⟨

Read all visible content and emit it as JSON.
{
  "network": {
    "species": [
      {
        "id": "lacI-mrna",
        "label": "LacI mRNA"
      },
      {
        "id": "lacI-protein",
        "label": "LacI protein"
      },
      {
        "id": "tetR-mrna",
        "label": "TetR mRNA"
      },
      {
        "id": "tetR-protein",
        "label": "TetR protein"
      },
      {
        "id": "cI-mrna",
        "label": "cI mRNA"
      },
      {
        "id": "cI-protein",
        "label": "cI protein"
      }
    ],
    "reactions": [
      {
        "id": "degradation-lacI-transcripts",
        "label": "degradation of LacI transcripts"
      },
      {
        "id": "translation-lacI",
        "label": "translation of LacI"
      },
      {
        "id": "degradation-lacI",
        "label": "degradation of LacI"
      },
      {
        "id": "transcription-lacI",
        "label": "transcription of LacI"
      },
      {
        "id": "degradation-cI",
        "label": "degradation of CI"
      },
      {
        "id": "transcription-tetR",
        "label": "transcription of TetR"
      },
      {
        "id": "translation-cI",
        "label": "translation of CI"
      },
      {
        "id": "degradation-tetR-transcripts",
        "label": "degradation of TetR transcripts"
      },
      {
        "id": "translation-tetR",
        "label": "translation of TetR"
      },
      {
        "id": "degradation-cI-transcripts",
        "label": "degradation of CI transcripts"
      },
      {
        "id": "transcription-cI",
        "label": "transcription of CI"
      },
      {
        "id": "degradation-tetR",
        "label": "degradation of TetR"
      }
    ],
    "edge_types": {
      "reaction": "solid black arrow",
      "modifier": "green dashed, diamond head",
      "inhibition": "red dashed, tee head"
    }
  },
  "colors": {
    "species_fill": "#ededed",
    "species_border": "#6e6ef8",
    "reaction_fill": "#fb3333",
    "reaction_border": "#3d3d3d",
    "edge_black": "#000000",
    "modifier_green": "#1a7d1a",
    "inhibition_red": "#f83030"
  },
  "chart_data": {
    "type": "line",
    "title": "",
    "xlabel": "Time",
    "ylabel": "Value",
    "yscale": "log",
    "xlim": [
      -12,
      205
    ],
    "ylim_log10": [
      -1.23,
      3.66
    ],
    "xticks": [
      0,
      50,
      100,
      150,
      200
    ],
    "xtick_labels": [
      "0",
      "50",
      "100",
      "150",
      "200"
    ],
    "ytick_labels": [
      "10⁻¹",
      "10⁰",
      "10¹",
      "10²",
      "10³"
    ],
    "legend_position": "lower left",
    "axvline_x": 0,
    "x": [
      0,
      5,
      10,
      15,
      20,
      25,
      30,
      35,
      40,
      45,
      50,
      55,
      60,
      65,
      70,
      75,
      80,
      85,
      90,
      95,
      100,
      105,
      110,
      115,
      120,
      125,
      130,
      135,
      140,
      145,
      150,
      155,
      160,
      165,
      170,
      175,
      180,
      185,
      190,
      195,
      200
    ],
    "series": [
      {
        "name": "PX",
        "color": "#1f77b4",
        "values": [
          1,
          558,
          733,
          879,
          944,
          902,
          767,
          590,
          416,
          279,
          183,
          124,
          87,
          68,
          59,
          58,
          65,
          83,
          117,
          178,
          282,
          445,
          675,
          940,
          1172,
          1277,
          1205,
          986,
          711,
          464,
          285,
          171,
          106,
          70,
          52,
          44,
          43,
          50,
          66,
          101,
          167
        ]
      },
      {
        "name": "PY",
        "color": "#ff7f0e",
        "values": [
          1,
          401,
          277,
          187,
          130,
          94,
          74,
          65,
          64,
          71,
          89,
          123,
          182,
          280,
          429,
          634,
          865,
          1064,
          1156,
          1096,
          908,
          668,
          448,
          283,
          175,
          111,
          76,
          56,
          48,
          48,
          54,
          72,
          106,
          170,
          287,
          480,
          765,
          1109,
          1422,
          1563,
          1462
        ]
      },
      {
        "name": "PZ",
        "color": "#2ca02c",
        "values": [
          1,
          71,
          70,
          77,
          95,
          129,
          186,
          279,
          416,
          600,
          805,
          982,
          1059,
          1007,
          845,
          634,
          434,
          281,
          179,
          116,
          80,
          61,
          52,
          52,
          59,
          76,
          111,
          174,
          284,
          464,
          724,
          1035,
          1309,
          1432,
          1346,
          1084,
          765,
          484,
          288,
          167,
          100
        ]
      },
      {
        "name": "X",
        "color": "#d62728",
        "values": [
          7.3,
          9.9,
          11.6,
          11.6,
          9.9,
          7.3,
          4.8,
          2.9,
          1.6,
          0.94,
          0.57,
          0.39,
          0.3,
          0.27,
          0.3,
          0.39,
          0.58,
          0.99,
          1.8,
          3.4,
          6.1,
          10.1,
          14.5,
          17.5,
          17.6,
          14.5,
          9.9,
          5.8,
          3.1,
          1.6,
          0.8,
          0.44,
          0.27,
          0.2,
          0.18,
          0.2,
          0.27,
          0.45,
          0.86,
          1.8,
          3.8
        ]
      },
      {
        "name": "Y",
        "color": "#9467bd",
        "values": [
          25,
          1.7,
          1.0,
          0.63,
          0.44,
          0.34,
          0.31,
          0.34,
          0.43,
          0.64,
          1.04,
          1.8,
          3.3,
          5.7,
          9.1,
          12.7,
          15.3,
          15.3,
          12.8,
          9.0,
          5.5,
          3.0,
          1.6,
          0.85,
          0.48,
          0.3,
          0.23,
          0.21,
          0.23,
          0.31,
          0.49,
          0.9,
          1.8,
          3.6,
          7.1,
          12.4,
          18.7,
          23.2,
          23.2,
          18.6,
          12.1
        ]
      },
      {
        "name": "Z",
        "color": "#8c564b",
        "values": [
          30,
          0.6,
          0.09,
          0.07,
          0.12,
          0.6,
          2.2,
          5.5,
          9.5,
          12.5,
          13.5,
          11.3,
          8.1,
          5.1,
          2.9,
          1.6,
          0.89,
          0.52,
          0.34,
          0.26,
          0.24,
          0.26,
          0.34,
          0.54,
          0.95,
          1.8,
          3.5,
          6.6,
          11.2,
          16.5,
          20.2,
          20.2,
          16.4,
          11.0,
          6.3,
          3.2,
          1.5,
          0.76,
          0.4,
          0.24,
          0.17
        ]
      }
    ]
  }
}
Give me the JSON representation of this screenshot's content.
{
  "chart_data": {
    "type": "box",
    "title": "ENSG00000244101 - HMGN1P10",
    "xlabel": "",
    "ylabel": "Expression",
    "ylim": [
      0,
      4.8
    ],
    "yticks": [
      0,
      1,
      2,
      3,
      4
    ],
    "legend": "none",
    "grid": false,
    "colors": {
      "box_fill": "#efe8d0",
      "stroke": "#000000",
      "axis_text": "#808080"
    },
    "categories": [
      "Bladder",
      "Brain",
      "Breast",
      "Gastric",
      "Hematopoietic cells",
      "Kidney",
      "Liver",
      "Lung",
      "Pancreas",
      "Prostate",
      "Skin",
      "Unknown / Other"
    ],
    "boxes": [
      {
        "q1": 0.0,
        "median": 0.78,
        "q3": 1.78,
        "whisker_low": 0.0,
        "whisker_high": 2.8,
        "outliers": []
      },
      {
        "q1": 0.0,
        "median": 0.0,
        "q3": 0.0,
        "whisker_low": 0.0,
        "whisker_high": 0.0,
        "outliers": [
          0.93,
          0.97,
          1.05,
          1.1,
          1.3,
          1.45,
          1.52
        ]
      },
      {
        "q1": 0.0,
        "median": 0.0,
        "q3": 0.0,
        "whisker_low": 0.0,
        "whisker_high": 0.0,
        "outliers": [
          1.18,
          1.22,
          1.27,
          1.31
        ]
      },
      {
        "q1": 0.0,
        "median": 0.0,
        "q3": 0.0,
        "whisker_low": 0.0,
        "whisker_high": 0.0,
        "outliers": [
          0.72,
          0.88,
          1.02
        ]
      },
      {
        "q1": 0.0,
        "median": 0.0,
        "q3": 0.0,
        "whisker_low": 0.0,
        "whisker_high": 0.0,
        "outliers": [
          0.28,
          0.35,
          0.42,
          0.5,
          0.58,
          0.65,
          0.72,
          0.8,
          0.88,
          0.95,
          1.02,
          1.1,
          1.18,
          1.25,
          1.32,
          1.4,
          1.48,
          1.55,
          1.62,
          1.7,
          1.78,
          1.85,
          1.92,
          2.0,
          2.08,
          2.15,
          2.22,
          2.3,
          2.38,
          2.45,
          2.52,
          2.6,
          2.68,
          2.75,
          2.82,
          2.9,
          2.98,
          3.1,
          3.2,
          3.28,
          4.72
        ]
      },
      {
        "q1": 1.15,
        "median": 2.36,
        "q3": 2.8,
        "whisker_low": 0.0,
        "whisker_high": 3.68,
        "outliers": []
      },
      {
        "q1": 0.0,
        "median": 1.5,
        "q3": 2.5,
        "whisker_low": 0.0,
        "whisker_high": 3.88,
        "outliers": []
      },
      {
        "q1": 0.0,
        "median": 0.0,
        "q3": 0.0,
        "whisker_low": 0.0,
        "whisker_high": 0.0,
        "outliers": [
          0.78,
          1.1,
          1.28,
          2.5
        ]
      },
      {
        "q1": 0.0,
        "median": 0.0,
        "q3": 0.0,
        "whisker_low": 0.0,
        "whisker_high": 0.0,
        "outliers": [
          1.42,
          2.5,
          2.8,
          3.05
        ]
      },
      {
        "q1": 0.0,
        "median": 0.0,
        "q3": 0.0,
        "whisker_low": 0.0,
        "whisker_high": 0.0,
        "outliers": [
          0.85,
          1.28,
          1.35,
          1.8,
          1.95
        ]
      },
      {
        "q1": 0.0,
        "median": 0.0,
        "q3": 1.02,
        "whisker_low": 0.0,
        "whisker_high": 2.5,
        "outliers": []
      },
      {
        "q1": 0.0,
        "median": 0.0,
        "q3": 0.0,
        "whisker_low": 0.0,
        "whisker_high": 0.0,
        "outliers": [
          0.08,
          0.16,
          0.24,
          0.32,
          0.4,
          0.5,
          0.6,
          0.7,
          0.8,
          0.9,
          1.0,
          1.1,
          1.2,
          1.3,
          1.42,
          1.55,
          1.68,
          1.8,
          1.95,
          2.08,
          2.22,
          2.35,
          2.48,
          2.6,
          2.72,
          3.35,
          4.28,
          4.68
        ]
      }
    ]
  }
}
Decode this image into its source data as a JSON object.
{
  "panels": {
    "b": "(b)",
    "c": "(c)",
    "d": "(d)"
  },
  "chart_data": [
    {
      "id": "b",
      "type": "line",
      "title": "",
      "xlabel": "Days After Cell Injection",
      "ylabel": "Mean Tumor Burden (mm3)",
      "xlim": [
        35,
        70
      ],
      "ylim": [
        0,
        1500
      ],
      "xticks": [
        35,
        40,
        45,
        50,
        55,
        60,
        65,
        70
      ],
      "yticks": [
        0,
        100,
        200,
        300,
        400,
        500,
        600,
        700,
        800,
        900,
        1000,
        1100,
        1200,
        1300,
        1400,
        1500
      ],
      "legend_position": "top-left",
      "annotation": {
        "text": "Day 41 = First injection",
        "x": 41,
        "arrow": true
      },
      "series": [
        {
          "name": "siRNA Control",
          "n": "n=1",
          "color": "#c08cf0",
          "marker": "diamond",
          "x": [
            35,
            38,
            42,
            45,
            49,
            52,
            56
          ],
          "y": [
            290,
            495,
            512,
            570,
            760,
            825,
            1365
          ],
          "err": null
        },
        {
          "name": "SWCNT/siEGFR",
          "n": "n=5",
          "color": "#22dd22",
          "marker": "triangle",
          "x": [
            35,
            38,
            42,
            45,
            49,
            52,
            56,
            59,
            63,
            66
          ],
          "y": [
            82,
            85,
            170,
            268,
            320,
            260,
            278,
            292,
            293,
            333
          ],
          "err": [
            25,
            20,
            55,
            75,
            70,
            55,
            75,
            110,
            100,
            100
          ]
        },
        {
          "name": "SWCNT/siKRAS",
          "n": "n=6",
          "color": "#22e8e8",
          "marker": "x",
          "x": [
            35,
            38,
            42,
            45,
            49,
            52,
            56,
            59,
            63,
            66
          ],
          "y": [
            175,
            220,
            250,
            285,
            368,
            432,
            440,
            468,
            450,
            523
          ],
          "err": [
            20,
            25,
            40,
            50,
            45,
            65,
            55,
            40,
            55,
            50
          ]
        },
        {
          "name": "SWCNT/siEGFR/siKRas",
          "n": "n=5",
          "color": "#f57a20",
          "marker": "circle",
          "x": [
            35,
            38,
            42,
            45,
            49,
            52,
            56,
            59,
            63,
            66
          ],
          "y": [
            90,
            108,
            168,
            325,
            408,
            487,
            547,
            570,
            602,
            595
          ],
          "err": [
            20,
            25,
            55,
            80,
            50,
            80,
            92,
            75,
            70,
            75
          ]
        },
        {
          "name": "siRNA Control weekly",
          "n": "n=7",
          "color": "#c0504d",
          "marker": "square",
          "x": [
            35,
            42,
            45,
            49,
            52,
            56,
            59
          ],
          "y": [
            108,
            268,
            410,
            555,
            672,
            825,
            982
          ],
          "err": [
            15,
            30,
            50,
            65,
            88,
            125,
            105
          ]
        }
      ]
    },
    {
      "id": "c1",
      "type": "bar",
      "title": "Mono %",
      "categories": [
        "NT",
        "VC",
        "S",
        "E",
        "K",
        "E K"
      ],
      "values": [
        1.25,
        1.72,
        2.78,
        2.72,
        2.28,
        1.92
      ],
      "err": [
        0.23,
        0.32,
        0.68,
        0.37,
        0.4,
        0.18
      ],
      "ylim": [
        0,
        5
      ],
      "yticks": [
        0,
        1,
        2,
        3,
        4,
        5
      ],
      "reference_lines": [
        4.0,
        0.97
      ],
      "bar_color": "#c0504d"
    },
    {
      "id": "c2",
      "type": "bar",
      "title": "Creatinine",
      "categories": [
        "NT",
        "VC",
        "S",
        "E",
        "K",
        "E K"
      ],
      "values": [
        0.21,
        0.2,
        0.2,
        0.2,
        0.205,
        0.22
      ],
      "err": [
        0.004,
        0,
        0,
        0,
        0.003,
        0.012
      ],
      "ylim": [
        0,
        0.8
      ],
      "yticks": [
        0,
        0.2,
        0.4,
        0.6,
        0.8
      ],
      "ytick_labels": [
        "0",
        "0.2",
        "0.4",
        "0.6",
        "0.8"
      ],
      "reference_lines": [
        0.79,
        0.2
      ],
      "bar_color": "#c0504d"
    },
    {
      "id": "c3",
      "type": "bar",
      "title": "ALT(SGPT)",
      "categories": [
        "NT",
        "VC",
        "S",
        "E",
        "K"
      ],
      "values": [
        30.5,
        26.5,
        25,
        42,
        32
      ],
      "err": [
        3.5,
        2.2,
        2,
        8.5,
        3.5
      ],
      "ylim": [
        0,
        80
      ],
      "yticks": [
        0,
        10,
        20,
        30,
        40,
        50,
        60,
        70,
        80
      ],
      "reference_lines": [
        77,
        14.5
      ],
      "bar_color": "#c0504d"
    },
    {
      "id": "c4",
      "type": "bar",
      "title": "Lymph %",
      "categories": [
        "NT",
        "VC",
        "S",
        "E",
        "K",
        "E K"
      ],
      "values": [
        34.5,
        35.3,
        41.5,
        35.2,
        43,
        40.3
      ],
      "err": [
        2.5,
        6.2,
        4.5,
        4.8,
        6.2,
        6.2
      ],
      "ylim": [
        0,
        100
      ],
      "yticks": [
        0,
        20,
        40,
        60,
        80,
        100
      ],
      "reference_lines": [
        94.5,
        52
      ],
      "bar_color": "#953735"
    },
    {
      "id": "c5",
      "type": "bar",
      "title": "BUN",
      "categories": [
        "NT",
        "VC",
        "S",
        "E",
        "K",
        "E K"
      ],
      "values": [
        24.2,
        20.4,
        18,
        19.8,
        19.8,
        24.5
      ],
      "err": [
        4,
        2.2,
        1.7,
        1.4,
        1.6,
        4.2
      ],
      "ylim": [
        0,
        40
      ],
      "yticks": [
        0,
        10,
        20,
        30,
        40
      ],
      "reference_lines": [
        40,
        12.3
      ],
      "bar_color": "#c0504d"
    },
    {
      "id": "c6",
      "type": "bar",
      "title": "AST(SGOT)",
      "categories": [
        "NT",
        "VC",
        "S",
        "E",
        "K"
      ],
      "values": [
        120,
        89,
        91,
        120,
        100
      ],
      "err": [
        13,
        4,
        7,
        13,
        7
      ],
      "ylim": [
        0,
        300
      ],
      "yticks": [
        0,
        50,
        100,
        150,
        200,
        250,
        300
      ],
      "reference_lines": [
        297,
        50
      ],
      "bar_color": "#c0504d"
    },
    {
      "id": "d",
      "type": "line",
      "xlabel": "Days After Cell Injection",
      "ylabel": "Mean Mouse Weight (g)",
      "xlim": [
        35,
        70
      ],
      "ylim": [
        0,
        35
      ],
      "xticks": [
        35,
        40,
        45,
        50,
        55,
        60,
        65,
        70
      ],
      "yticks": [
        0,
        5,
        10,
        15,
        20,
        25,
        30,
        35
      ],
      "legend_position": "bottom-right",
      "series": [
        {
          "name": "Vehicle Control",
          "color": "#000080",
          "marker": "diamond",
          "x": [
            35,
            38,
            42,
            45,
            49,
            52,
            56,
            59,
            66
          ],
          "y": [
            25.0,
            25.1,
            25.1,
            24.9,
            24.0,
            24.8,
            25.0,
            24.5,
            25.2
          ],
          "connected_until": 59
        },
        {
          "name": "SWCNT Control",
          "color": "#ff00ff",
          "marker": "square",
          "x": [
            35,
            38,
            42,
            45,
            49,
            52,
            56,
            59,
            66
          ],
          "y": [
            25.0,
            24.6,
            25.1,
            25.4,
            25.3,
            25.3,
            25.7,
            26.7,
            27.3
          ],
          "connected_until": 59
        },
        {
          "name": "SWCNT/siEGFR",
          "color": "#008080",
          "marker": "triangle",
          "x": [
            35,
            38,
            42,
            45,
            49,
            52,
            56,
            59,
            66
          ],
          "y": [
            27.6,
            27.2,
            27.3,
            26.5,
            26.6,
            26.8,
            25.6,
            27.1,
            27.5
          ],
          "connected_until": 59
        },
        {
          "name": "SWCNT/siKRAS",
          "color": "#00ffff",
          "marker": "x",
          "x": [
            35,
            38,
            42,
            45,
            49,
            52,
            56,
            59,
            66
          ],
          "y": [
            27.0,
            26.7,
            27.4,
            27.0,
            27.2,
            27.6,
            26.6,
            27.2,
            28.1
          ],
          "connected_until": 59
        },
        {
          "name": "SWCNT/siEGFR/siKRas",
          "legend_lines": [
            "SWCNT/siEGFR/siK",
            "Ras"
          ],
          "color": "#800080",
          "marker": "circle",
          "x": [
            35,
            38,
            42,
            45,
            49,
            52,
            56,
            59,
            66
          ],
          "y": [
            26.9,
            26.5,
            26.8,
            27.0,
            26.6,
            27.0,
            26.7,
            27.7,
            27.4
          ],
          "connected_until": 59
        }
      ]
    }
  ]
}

⟩

▶ PROBLEM TO SOLVE: Go through the data above and tally every line that includes "translation". State only the total.

▶ EXERCISE OUTPUT: 6